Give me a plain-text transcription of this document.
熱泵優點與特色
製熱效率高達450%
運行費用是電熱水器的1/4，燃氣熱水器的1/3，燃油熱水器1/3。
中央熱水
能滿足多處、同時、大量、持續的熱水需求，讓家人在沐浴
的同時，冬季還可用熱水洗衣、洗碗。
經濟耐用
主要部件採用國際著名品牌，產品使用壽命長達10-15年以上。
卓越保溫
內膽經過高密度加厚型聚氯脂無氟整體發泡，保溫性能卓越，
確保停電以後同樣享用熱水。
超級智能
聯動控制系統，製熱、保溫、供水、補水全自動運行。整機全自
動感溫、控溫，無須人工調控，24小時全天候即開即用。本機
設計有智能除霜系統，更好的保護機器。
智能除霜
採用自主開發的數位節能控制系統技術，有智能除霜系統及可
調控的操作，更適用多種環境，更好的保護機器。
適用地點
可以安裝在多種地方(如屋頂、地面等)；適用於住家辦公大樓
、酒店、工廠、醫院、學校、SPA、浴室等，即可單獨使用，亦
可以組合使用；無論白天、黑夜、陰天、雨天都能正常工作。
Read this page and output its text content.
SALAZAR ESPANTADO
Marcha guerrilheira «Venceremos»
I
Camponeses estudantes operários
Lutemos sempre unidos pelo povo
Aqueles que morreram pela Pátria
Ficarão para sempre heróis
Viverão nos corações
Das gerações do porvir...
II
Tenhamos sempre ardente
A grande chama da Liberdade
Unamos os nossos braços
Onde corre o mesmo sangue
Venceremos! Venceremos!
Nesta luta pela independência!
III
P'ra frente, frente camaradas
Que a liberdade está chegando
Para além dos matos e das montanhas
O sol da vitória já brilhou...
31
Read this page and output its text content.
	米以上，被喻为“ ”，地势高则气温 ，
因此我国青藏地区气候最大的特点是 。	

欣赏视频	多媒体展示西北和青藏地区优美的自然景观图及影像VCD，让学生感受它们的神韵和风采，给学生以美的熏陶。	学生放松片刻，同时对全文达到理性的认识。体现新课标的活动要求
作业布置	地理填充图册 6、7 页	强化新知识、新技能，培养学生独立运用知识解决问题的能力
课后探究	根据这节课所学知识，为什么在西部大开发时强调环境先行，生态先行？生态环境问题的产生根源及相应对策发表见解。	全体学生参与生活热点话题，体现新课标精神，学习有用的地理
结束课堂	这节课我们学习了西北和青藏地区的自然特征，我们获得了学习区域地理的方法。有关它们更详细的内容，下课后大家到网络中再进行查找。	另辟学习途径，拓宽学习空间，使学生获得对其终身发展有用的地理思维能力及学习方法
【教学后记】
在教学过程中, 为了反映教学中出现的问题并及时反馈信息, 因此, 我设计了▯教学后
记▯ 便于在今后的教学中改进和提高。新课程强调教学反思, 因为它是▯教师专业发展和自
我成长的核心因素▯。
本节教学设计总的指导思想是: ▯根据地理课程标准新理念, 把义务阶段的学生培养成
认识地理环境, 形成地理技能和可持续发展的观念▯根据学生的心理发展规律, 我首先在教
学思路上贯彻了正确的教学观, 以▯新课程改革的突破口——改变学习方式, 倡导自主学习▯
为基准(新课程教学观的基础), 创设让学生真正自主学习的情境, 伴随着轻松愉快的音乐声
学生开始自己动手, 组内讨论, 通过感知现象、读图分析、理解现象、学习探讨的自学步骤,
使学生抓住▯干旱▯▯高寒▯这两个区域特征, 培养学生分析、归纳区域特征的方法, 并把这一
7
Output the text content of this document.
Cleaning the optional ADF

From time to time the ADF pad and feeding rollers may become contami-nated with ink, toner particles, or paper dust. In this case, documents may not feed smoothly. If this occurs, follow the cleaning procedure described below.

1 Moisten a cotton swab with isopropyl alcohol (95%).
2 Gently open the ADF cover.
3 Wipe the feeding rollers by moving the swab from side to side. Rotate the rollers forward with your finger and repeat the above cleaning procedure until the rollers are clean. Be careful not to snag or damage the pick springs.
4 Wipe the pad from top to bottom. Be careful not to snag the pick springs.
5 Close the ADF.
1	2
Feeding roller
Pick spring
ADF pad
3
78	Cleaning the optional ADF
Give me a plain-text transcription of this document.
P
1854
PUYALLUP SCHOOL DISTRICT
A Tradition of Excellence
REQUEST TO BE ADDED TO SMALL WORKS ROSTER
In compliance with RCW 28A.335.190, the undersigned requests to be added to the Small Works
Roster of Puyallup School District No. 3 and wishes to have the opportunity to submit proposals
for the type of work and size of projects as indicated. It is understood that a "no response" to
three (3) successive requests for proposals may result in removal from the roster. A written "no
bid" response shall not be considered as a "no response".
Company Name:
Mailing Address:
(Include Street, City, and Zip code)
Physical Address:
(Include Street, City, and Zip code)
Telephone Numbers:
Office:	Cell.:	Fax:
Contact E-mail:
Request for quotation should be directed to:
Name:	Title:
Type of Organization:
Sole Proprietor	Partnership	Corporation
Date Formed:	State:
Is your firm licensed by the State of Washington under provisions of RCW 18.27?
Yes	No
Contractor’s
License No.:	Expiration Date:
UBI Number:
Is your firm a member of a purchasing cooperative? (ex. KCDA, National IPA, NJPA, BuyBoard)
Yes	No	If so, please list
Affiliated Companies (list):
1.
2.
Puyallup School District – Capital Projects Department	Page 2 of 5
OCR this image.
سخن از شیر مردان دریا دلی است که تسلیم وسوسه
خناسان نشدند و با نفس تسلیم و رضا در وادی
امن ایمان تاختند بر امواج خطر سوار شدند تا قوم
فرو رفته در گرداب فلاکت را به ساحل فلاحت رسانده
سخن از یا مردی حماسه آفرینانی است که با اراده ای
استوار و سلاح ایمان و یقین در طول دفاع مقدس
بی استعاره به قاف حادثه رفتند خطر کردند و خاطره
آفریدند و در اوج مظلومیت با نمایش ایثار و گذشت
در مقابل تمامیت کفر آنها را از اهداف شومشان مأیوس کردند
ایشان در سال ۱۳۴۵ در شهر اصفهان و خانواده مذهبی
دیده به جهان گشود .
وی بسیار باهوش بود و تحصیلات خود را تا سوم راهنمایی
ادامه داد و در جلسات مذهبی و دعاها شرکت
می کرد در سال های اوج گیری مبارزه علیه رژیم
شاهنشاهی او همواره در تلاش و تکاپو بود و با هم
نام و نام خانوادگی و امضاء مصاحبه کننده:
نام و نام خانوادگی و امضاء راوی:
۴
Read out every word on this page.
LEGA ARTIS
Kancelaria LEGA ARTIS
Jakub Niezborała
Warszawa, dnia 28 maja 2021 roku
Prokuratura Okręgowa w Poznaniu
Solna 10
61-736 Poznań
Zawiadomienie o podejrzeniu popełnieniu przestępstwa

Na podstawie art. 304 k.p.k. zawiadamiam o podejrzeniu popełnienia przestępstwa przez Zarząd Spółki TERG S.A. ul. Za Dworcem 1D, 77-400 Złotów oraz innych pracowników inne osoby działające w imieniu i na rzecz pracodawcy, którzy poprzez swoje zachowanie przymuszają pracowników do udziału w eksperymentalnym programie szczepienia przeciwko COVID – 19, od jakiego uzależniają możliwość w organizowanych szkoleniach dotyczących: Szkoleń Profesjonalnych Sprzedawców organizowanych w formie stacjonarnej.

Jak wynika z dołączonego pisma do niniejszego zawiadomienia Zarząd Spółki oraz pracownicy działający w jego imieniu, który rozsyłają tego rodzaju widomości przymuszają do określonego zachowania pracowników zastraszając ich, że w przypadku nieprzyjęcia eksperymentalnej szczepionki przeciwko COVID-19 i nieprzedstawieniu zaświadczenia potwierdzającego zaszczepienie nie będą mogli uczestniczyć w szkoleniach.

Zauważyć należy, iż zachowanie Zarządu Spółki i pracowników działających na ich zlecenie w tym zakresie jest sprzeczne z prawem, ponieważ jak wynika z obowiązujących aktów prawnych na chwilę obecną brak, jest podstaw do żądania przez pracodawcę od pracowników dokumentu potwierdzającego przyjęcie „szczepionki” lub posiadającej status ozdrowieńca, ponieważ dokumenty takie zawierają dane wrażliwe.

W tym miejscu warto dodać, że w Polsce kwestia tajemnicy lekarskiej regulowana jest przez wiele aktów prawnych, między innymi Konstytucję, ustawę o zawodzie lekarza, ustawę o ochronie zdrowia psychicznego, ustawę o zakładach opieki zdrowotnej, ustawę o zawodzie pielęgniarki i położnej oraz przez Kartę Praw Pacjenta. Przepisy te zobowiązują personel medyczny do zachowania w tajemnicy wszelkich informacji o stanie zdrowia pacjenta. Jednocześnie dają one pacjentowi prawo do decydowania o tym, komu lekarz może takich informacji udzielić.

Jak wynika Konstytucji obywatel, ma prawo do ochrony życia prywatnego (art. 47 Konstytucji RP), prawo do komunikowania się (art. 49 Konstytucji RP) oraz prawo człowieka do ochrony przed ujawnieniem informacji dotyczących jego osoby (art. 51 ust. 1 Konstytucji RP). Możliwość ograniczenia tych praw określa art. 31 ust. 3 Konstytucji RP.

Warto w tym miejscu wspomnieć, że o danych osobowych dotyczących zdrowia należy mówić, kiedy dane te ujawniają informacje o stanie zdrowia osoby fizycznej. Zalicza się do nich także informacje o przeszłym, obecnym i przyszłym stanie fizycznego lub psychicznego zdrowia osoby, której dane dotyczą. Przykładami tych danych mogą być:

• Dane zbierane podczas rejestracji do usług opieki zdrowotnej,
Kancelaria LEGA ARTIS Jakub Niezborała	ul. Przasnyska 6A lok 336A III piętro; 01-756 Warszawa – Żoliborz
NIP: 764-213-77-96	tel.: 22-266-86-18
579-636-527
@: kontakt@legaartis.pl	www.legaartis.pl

**DESCRIPTION OF THE TASK:**
Go through the records above, find every line with the word "tych", and list those lines.

**TASK SOLUTION:**
Jak wynika Konstytucji obywatel, ma prawo do ochrony życia prywatnego (art. 47 Konstytucji RP), prawo do komunikowania się (art. 49 Konstytucji RP) oraz prawo człowieka do ochrony przed ujawnieniem informacji dotyczących jego osoby (art. 51 ust. 1 Konstytucji RP). Możliwość ograniczenia tych praw określa art. 31 ust. 3 Konstytucji RP.
Warto w tym miejscu wspomnieć, że o danych osobowych dotyczących zdrowia należy mówić, kiedy dane te ujawniają informacje o stanie zdrowia osoby fizycznej. Zalicza się do nich także informacje o przeszłym, obecnym i przyszłym stanie fizycznego lub psychicznego zdrowia osoby, której dane dotyczą. Przykładami tych danych mogą być:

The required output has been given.